OBJECTIVE
Find the line containing "Enumerate this screenshot's" in the listing below; reproduce it and every line after, exactly. Skip pictures.

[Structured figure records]
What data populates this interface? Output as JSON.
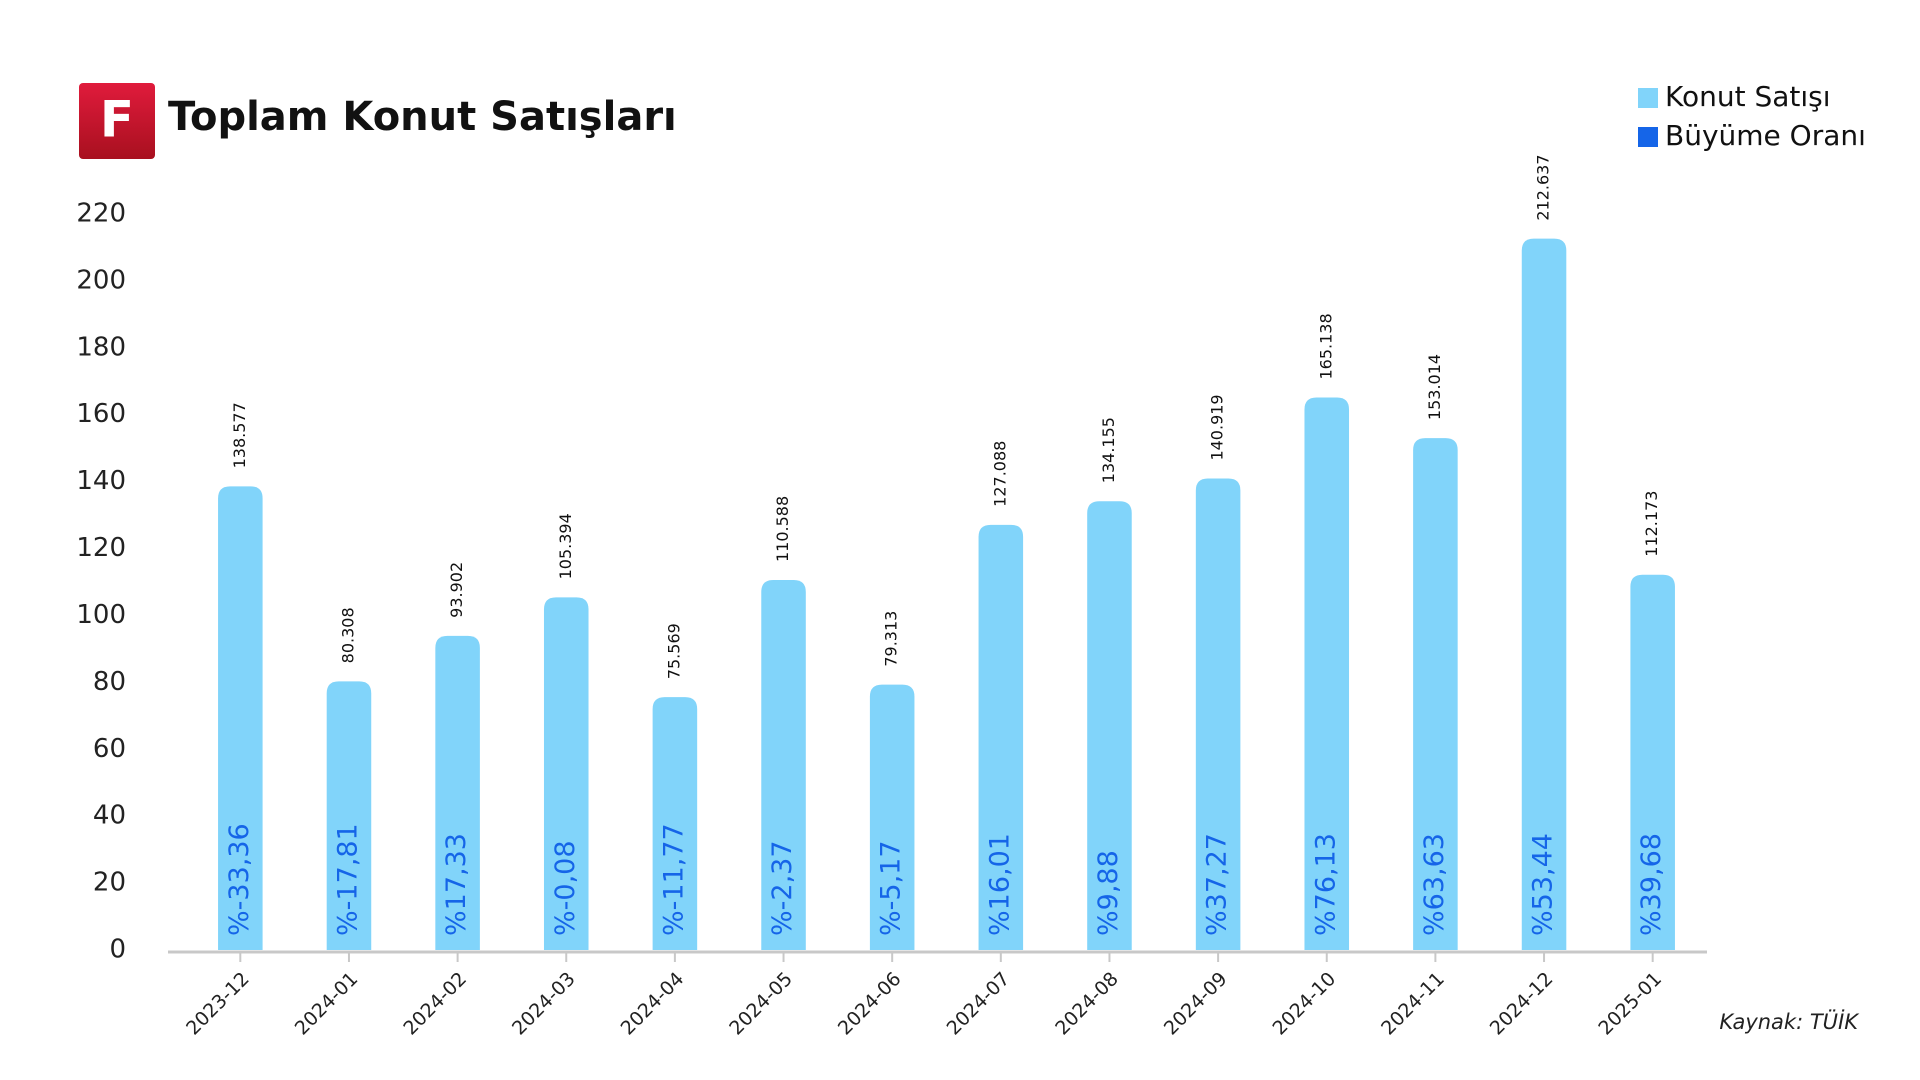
{
  "logo": "F",
  "chart_data": {
    "type": "bar",
    "title": "Toplam Konut Satışları",
    "categories": [
      "2023-12",
      "2024-01",
      "2024-02",
      "2024-03",
      "2024-04",
      "2024-05",
      "2024-06",
      "2024-07",
      "2024-08",
      "2024-09",
      "2024-10",
      "2024-11",
      "2024-12",
      "2025-01"
    ],
    "series": [
      {
        "name": "Konut Satışı",
        "color": "#81d4fa",
        "values": [
          138.577,
          80.308,
          93.902,
          105.394,
          75.569,
          110.588,
          79.313,
          127.088,
          134.155,
          140.919,
          165.138,
          153.014,
          212.637,
          112.173
        ],
        "value_labels": [
          "138.577",
          "80.308",
          "93.902",
          "105.394",
          "75.569",
          "110.588",
          "79.313",
          "127.088",
          "134.155",
          "140.919",
          "165.138",
          "153.014",
          "212.637",
          "112.173"
        ]
      },
      {
        "name": "Büyüme Oranı",
        "color": "#1565e8",
        "values": [
          -33.36,
          -17.81,
          17.33,
          -0.08,
          -11.77,
          -2.37,
          -5.17,
          16.01,
          9.88,
          37.27,
          76.13,
          63.63,
          53.44,
          39.68
        ],
        "value_labels": [
          "%-33,36",
          "%-17,81",
          "%17,33",
          "%-0,08",
          "%-11,77",
          "%-2,37",
          "%-5,17",
          "%16,01",
          "%9,88",
          "%37,27",
          "%76,13",
          "%63,63",
          "%53,44",
          "%39,68"
        ]
      }
    ],
    "ylim": [
      0,
      220
    ],
    "yticks": [
      0,
      20,
      40,
      60,
      80,
      100,
      120,
      140,
      160,
      180,
      200,
      220
    ],
    "grid": false,
    "legend": "top-right",
    "source": "Kaynak: TÜİK"
  }
}
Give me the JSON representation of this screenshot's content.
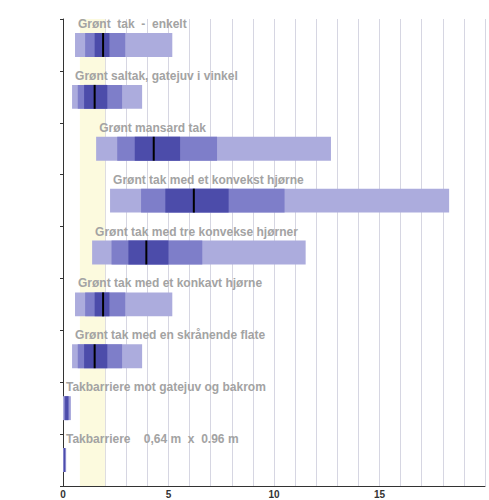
{
  "chart_data": {
    "type": "range_bar",
    "orientation": "horizontal",
    "xlim": [
      0,
      20
    ],
    "xticks": [
      0,
      5,
      10,
      15
    ],
    "tick_labels": "x",
    "grid": true,
    "colors": [
      "#acacdd",
      "#7e7ec9",
      "#4c4caa"
    ],
    "median_color": "#000000",
    "reference_band": [
      0.8,
      2.0
    ],
    "rows": [
      {
        "label": "Grønt  tak  -  enkelt",
        "ranges": [
          [
            0.57,
            5.18
          ],
          [
            1.05,
            2.95
          ],
          [
            1.5,
            2.2
          ]
        ],
        "median": 1.9
      },
      {
        "label": "Grønt saltak, gatejuv i vinkel",
        "ranges": [
          [
            0.43,
            3.75
          ],
          [
            0.7,
            2.8
          ],
          [
            1.0,
            2.1
          ]
        ],
        "median": 1.5
      },
      {
        "label": "Grønt mansard tak",
        "ranges": [
          [
            1.57,
            12.7
          ],
          [
            2.57,
            7.3
          ],
          [
            3.4,
            5.55
          ]
        ],
        "median": 4.3
      },
      {
        "label": "Grønt tak med et konvekst hjørne",
        "ranges": [
          [
            2.23,
            18.3
          ],
          [
            3.7,
            10.5
          ],
          [
            4.85,
            7.85
          ]
        ],
        "median": 6.2
      },
      {
        "label": "Grønt tak med tre konvekse hjørner",
        "ranges": [
          [
            1.38,
            11.5
          ],
          [
            2.3,
            6.6
          ],
          [
            3.1,
            5.0
          ]
        ],
        "median": 3.95
      },
      {
        "label": "Grønt tak med et konkavt hjørne",
        "ranges": [
          [
            0.57,
            5.18
          ],
          [
            1.05,
            2.95
          ],
          [
            1.5,
            2.2
          ]
        ],
        "median": 1.9
      },
      {
        "label": "Grønt tak med en skrånende flate",
        "ranges": [
          [
            0.43,
            3.75
          ],
          [
            0.7,
            2.8
          ],
          [
            1.0,
            2.1
          ]
        ],
        "median": 1.5
      },
      {
        "label": "Takbarriere mot gatejuv og bakrom",
        "ranges": [
          [
            0,
            0.38
          ],
          [
            0.05,
            0.3
          ],
          [
            0.1,
            0.25
          ]
        ],
        "median": null
      },
      {
        "label": "Takbarriere    0,64 m  x  0.96 m",
        "ranges": [
          [
            0,
            0.15
          ],
          [
            0.02,
            0.12
          ],
          [
            0.04,
            0.1
          ]
        ],
        "median": null
      }
    ]
  }
}
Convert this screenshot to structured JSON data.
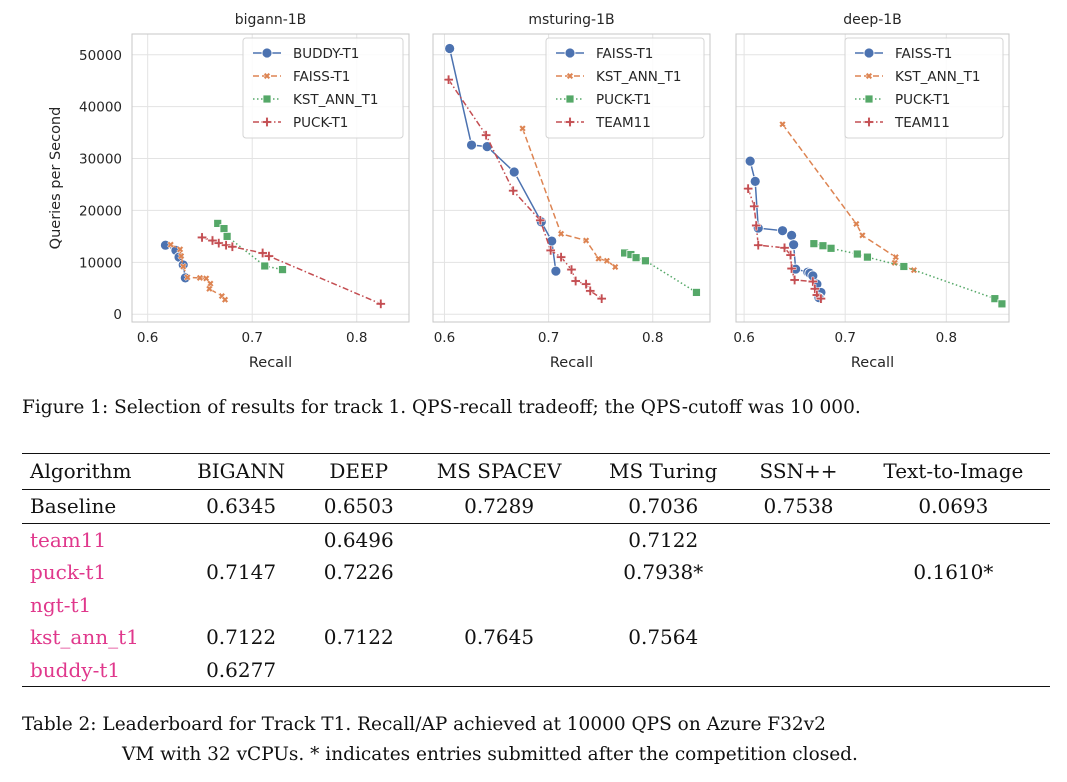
{
  "figure": {
    "caption": "Figure 1: Selection of results for track 1. QPS-recall tradeoff; the QPS-cutoff was 10 000."
  },
  "chart_data": [
    {
      "type": "line",
      "title": "bigann-1B",
      "xlabel": "Recall",
      "ylabel": "Queries per Second",
      "xlim": [
        0.585,
        0.85
      ],
      "ylim": [
        -1500,
        54000
      ],
      "xticks": [
        "0.6",
        "0.7",
        "0.8"
      ],
      "yticks": [
        "0",
        "10000",
        "20000",
        "30000",
        "40000",
        "50000"
      ],
      "grid": true,
      "legend_position": "top-right",
      "series": [
        {
          "name": "BUDDY-T1",
          "color": "#4c72b0",
          "marker": "circle",
          "dash": "solid",
          "points": [
            [
              0.617,
              13300
            ],
            [
              0.627,
              12300
            ],
            [
              0.63,
              11000
            ],
            [
              0.634,
              9500
            ],
            [
              0.636,
              7000
            ]
          ]
        },
        {
          "name": "FAISS-T1",
          "color": "#dd8452",
          "marker": "x",
          "dash": "dashed",
          "points": [
            [
              0.622,
              13400
            ],
            [
              0.631,
              12500
            ],
            [
              0.632,
              11200
            ],
            [
              0.634,
              9200
            ],
            [
              0.638,
              7100
            ],
            [
              0.65,
              7000
            ],
            [
              0.656,
              6900
            ],
            [
              0.66,
              5900
            ],
            [
              0.659,
              4900
            ],
            [
              0.671,
              3500
            ],
            [
              0.674,
              2800
            ]
          ]
        },
        {
          "name": "KST_ANN_T1",
          "color": "#55a868",
          "marker": "square",
          "dash": "dotted",
          "points": [
            [
              0.667,
              17500
            ],
            [
              0.673,
              16500
            ],
            [
              0.676,
              15000
            ],
            [
              0.712,
              9300
            ],
            [
              0.729,
              8600
            ]
          ]
        },
        {
          "name": "PUCK-T1",
          "color": "#c44e52",
          "marker": "plus",
          "dash": "dashdot",
          "points": [
            [
              0.652,
              14800
            ],
            [
              0.662,
              14200
            ],
            [
              0.668,
              13700
            ],
            [
              0.675,
              13300
            ],
            [
              0.681,
              13000
            ],
            [
              0.71,
              11800
            ],
            [
              0.716,
              11200
            ],
            [
              0.823,
              2000
            ]
          ]
        }
      ]
    },
    {
      "type": "line",
      "title": "msturing-1B",
      "xlabel": "Recall",
      "ylabel": "",
      "xlim": [
        0.589,
        0.855
      ],
      "ylim": [
        -1500,
        54000
      ],
      "xticks": [
        "0.6",
        "0.7",
        "0.8"
      ],
      "yticks": [],
      "grid": true,
      "legend_position": "top-right",
      "series": [
        {
          "name": "FAISS-T1",
          "color": "#4c72b0",
          "marker": "circle",
          "dash": "solid",
          "points": [
            [
              0.605,
              51200
            ],
            [
              0.626,
              32600
            ],
            [
              0.641,
              32300
            ],
            [
              0.667,
              27400
            ],
            [
              0.693,
              17800
            ],
            [
              0.703,
              14100
            ],
            [
              0.707,
              8300
            ]
          ]
        },
        {
          "name": "KST_ANN_T1",
          "color": "#dd8452",
          "marker": "x",
          "dash": "dashed",
          "points": [
            [
              0.675,
              35800
            ],
            [
              0.712,
              15500
            ],
            [
              0.736,
              14200
            ],
            [
              0.748,
              10700
            ],
            [
              0.756,
              10300
            ],
            [
              0.764,
              9100
            ]
          ]
        },
        {
          "name": "PUCK-T1",
          "color": "#55a868",
          "marker": "square",
          "dash": "dotted",
          "points": [
            [
              0.773,
              11800
            ],
            [
              0.779,
              11500
            ],
            [
              0.784,
              10900
            ],
            [
              0.793,
              10300
            ],
            [
              0.842,
              4200
            ]
          ]
        },
        {
          "name": "TEAM11",
          "color": "#c44e52",
          "marker": "plus",
          "dash": "dashdot",
          "points": [
            [
              0.604,
              45200
            ],
            [
              0.64,
              34500
            ],
            [
              0.666,
              23800
            ],
            [
              0.692,
              18100
            ],
            [
              0.702,
              12300
            ],
            [
              0.712,
              11000
            ],
            [
              0.722,
              8600
            ],
            [
              0.726,
              6400
            ],
            [
              0.736,
              5800
            ],
            [
              0.74,
              4500
            ],
            [
              0.751,
              3000
            ]
          ]
        }
      ]
    },
    {
      "type": "line",
      "title": "deep-1B",
      "xlabel": "Recall",
      "ylabel": "",
      "xlim": [
        0.592,
        0.862
      ],
      "ylim": [
        -1500,
        54000
      ],
      "xticks": [
        "0.6",
        "0.7",
        "0.8"
      ],
      "yticks": [],
      "grid": true,
      "legend_position": "top-right",
      "series": [
        {
          "name": "FAISS-T1",
          "color": "#4c72b0",
          "marker": "circle",
          "dash": "solid",
          "points": [
            [
              0.606,
              29500
            ],
            [
              0.611,
              25600
            ],
            [
              0.614,
              16600
            ],
            [
              0.638,
              16100
            ],
            [
              0.647,
              15200
            ],
            [
              0.649,
              13400
            ],
            [
              0.651,
              8700
            ],
            [
              0.663,
              8100
            ],
            [
              0.665,
              7900
            ],
            [
              0.668,
              7400
            ],
            [
              0.672,
              5800
            ],
            [
              0.676,
              4200
            ],
            [
              0.674,
              3200
            ]
          ]
        },
        {
          "name": "KST_ANN_T1",
          "color": "#dd8452",
          "marker": "x",
          "dash": "dashed",
          "points": [
            [
              0.638,
              36600
            ],
            [
              0.711,
              17400
            ],
            [
              0.717,
              15200
            ],
            [
              0.75,
              11000
            ],
            [
              0.749,
              9900
            ],
            [
              0.768,
              8500
            ]
          ]
        },
        {
          "name": "PUCK-T1",
          "color": "#55a868",
          "marker": "square",
          "dash": "dotted",
          "points": [
            [
              0.669,
              13600
            ],
            [
              0.678,
              13200
            ],
            [
              0.686,
              12700
            ],
            [
              0.712,
              11600
            ],
            [
              0.722,
              11000
            ],
            [
              0.758,
              9200
            ],
            [
              0.848,
              3000
            ],
            [
              0.855,
              2000
            ]
          ]
        },
        {
          "name": "TEAM11",
          "color": "#c44e52",
          "marker": "plus",
          "dash": "dashdot",
          "points": [
            [
              0.604,
              24200
            ],
            [
              0.61,
              20800
            ],
            [
              0.612,
              17100
            ],
            [
              0.614,
              13300
            ],
            [
              0.64,
              12800
            ],
            [
              0.646,
              11400
            ],
            [
              0.647,
              8800
            ],
            [
              0.65,
              6600
            ],
            [
              0.668,
              6300
            ],
            [
              0.67,
              4900
            ],
            [
              0.672,
              3700
            ],
            [
              0.676,
              3000
            ]
          ]
        }
      ]
    }
  ],
  "table": {
    "headers": [
      "Algorithm",
      "BIGANN",
      "DEEP",
      "MS SPACEV",
      "MS Turing",
      "SSN++",
      "Text-to-Image"
    ],
    "baseline": {
      "algorithm": "Baseline",
      "bigann": "0.6345",
      "deep": "0.6503",
      "ms_spacev": "0.7289",
      "ms_turing": "0.7036",
      "ssn": "0.7538",
      "text_to_image": "0.0693"
    },
    "rows": [
      {
        "algorithm": "team11",
        "bigann": "",
        "deep": "0.6496",
        "ms_spacev": "",
        "ms_turing": "0.7122",
        "ssn": "",
        "text_to_image": ""
      },
      {
        "algorithm": "puck-t1",
        "bigann": "0.7147",
        "deep": "0.7226",
        "ms_spacev": "",
        "ms_turing": "0.7938*",
        "ssn": "",
        "text_to_image": "0.1610*"
      },
      {
        "algorithm": "ngt-t1",
        "bigann": "",
        "deep": "",
        "ms_spacev": "",
        "ms_turing": "",
        "ssn": "",
        "text_to_image": ""
      },
      {
        "algorithm": "kst_ann_t1",
        "bigann": "0.7122",
        "deep": "0.7122",
        "ms_spacev": "0.7645",
        "ms_turing": "0.7564",
        "ssn": "",
        "text_to_image": ""
      },
      {
        "algorithm": "buddy-t1",
        "bigann": "0.6277",
        "deep": "",
        "ms_spacev": "",
        "ms_turing": "",
        "ssn": "",
        "text_to_image": ""
      }
    ],
    "caption_line1": "Table 2: Leaderboard for Track T1. Recall/AP achieved at 10000 QPS on Azure F32v2",
    "caption_line2": "VM with 32 vCPUs. * indicates entries submitted after the competition closed."
  }
}
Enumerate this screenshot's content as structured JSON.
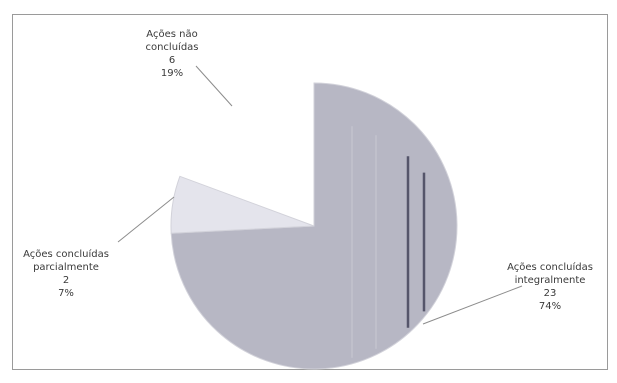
{
  "chart_data": {
    "type": "pie",
    "title": "",
    "slices": [
      {
        "label_lines": [
          "Ações concluídas",
          "integralmente"
        ],
        "value": 23,
        "percent": "74%",
        "color": "#b7b7c4",
        "exploded": false
      },
      {
        "label_lines": [
          "Ações concluídas",
          "parcialmente"
        ],
        "value": 2,
        "percent": "7%",
        "color": "#e4e4ec",
        "exploded": false
      },
      {
        "label_lines": [
          "Ações não",
          "concluídas"
        ],
        "value": 6,
        "percent": "19%",
        "color": "#ffffff",
        "exploded": true
      }
    ],
    "start_angle_deg": 0,
    "direction": "clockwise",
    "legend": "none",
    "data_labels": "label, value and percent"
  },
  "colors": {
    "border": "#9a9a9a",
    "text": "#3a3a3a",
    "leader_line": "#8c8c8c"
  }
}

OUTPUT FOR THIS EXERCISE
Enumerate this screenshot's content as structured JSON.
{
  "chart_data": {
    "type": "pie",
    "title": "",
    "slices": [
      {
        "label_lines": [
          "Ações concluídas",
          "integralmente"
        ],
        "value": 23,
        "percent": "74%",
        "color": "#b7b7c4",
        "exploded": false
      },
      {
        "label_lines": [
          "Ações concluídas",
          "parcialmente"
        ],
        "value": 2,
        "percent": "7%",
        "color": "#e4e4ec",
        "exploded": false
      },
      {
        "label_lines": [
          "Ações não",
          "concluídas"
        ],
        "value": 6,
        "percent": "19%",
        "color": "#ffffff",
        "exploded": true
      }
    ],
    "start_angle_deg": 0,
    "direction": "clockwise",
    "legend": "none",
    "data_labels": "label, value and percent"
  },
  "colors": {
    "border": "#9a9a9a",
    "text": "#3a3a3a",
    "leader_line": "#8c8c8c"
  }
}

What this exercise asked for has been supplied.